---- Records shown
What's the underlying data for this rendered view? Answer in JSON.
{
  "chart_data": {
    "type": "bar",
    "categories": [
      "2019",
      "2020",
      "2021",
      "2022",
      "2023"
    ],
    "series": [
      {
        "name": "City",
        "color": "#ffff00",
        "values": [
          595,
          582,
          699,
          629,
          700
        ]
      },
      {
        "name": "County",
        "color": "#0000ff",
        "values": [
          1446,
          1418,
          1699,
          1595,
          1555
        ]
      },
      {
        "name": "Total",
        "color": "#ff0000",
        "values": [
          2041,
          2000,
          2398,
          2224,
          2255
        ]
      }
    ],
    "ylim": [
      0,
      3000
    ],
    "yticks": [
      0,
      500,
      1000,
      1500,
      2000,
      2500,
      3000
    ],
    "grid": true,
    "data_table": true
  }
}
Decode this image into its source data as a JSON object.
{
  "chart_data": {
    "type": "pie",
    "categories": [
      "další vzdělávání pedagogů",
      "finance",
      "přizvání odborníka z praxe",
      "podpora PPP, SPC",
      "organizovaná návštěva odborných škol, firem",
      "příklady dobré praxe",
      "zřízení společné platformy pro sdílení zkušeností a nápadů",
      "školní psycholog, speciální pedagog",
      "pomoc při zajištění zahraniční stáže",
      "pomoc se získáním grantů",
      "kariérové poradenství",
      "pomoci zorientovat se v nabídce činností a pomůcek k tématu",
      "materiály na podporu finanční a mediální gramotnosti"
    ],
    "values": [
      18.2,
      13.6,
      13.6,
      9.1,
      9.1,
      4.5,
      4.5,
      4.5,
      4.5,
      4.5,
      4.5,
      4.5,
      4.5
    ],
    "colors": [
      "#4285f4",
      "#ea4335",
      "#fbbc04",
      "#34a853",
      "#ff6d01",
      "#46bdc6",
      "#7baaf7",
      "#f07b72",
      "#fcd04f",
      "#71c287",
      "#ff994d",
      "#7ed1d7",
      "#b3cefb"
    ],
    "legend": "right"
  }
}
--------
Exercise instructions
Reproduce the records above exactly as they appear.

Output for this exercise
What's the underlying data for this rendered view? Answer in JSON.
{
  "chart_data": {
    "type": "bar",
    "categories": [
      "2019",
      "2020",
      "2021",
      "2022",
      "2023"
    ],
    "series": [
      {
        "name": "City",
        "color": "#ffff00",
        "values": [
          595,
          582,
          699,
          629,
          700
        ]
      },
      {
        "name": "County",
        "color": "#0000ff",
        "values": [
          1446,
          1418,
          1699,
          1595,
          1555
        ]
      },
      {
        "name": "Total",
        "color": "#ff0000",
        "values": [
          2041,
          2000,
          2398,
          2224,
          2255
        ]
      }
    ],
    "ylim": [
      0,
      3000
    ],
    "yticks": [
      0,
      500,
      1000,
      1500,
      2000,
      2500,
      3000
    ],
    "grid": true,
    "data_table": true
  }
}
Decode this image into its source data as a JSON object.
{
  "chart_data": {
    "type": "pie",
    "categories": [
      "další vzdělávání pedagogů",
      "finance",
      "přizvání odborníka z praxe",
      "podpora PPP, SPC",
      "organizovaná návštěva odborných škol, firem",
      "příklady dobré praxe",
      "zřízení společné platformy pro sdílení zkušeností a nápadů",
      "školní psycholog, speciální pedagog",
      "pomoc při zajištění zahraniční stáže",
      "pomoc se získáním grantů",
      "kariérové poradenství",
      "pomoci zorientovat se v nabídce činností a pomůcek k tématu",
      "materiály na podporu finanční a mediální gramotnosti"
    ],
    "values": [
      18.2,
      13.6,
      13.6,
      9.1,
      9.1,
      4.5,
      4.5,
      4.5,
      4.5,
      4.5,
      4.5,
      4.5,
      4.5
    ],
    "colors": [
      "#4285f4",
      "#ea4335",
      "#fbbc04",
      "#34a853",
      "#ff6d01",
      "#46bdc6",
      "#7baaf7",
      "#f07b72",
      "#fcd04f",
      "#71c287",
      "#ff994d",
      "#7ed1d7",
      "#b3cefb"
    ],
    "legend": "right"
  }
}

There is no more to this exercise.